start

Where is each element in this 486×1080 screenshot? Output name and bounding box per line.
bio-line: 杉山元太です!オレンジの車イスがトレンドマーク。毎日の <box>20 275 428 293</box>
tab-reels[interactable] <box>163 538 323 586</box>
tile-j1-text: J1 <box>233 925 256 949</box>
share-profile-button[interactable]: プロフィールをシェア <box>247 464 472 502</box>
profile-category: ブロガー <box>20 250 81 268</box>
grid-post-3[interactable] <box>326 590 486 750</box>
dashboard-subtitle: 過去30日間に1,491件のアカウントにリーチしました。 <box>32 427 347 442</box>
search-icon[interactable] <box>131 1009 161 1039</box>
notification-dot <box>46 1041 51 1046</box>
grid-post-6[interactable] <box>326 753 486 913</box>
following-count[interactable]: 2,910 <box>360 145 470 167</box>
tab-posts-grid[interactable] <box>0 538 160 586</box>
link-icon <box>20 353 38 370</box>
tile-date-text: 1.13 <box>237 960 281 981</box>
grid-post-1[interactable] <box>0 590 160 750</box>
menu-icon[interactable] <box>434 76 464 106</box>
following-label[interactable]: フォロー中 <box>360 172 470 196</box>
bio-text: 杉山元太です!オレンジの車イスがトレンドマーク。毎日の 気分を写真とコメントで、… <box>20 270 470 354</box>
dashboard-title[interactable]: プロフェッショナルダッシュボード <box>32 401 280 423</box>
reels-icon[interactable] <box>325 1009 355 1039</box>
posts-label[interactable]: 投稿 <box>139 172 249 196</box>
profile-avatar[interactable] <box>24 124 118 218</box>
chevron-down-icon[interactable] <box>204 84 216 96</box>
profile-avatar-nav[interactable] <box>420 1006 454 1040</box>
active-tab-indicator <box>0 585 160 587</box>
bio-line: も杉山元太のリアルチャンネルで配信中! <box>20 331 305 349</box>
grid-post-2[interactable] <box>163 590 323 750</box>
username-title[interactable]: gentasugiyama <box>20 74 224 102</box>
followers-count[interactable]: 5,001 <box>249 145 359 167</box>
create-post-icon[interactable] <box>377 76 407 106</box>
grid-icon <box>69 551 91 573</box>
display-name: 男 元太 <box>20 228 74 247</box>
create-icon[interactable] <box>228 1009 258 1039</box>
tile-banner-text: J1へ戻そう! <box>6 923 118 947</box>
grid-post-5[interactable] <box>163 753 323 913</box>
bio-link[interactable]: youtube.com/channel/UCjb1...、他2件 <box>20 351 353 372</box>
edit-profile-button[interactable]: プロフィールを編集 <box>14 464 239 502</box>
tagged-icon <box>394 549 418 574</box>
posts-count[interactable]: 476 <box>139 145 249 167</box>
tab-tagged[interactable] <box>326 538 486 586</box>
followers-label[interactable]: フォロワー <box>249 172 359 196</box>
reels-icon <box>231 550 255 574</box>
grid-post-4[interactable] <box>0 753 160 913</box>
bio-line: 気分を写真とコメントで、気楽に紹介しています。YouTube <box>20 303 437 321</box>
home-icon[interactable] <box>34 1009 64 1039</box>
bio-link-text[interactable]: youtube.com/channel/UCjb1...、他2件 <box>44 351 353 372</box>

end

# Requirement
Reproduce each line of the records above with no changes at all.

# Solution to this problem
Where is each element in this 486×1080 screenshot? Output name and bounding box per line.
bio-line: 杉山元太です!オレンジの車イスがトレンドマーク。毎日の <box>20 275 428 293</box>
tab-reels[interactable] <box>163 538 323 586</box>
tile-j1-text: J1 <box>233 925 256 949</box>
share-profile-button[interactable]: プロフィールをシェア <box>247 464 472 502</box>
profile-category: ブロガー <box>20 250 81 268</box>
grid-post-3[interactable] <box>326 590 486 750</box>
dashboard-subtitle: 過去30日間に1,491件のアカウントにリーチしました。 <box>32 427 347 442</box>
search-icon[interactable] <box>131 1009 161 1039</box>
notification-dot <box>46 1041 51 1046</box>
grid-post-6[interactable] <box>326 753 486 913</box>
following-count[interactable]: 2,910 <box>360 145 470 167</box>
tab-posts-grid[interactable] <box>0 538 160 586</box>
link-icon <box>20 353 38 370</box>
tile-date-text: 1.13 <box>237 960 281 981</box>
grid-post-1[interactable] <box>0 590 160 750</box>
menu-icon[interactable] <box>434 76 464 106</box>
following-label[interactable]: フォロー中 <box>360 172 470 196</box>
bio-text: 杉山元太です!オレンジの車イスがトレンドマーク。毎日の 気分を写真とコメントで、… <box>20 270 470 354</box>
dashboard-title[interactable]: プロフェッショナルダッシュボード <box>32 401 280 423</box>
reels-icon[interactable] <box>325 1009 355 1039</box>
posts-label[interactable]: 投稿 <box>139 172 249 196</box>
profile-avatar[interactable] <box>24 124 118 218</box>
chevron-down-icon[interactable] <box>204 84 216 96</box>
profile-avatar-nav[interactable] <box>420 1006 454 1040</box>
active-tab-indicator <box>0 585 160 587</box>
bio-line: も杉山元太のリアルチャンネルで配信中! <box>20 331 305 349</box>
grid-post-2[interactable] <box>163 590 323 750</box>
username-title[interactable]: gentasugiyama <box>20 74 224 102</box>
followers-count[interactable]: 5,001 <box>249 145 359 167</box>
create-post-icon[interactable] <box>377 76 407 106</box>
grid-icon <box>69 551 91 573</box>
display-name: 男 元太 <box>20 228 74 247</box>
create-icon[interactable] <box>228 1009 258 1039</box>
tile-banner-text: J1へ戻そう! <box>6 923 118 947</box>
grid-post-5[interactable] <box>163 753 323 913</box>
bio-link[interactable]: youtube.com/channel/UCjb1...、他2件 <box>20 351 353 372</box>
edit-profile-button[interactable]: プロフィールを編集 <box>14 464 239 502</box>
tagged-icon <box>394 549 418 574</box>
posts-count[interactable]: 476 <box>139 145 249 167</box>
tab-tagged[interactable] <box>326 538 486 586</box>
followers-label[interactable]: フォロワー <box>249 172 359 196</box>
reels-icon <box>231 550 255 574</box>
grid-post-4[interactable] <box>0 753 160 913</box>
bio-line: 気分を写真とコメントで、気楽に紹介しています。YouTube <box>20 303 437 321</box>
home-icon[interactable] <box>34 1009 64 1039</box>
bio-link-text[interactable]: youtube.com/channel/UCjb1...、他2件 <box>44 351 353 372</box>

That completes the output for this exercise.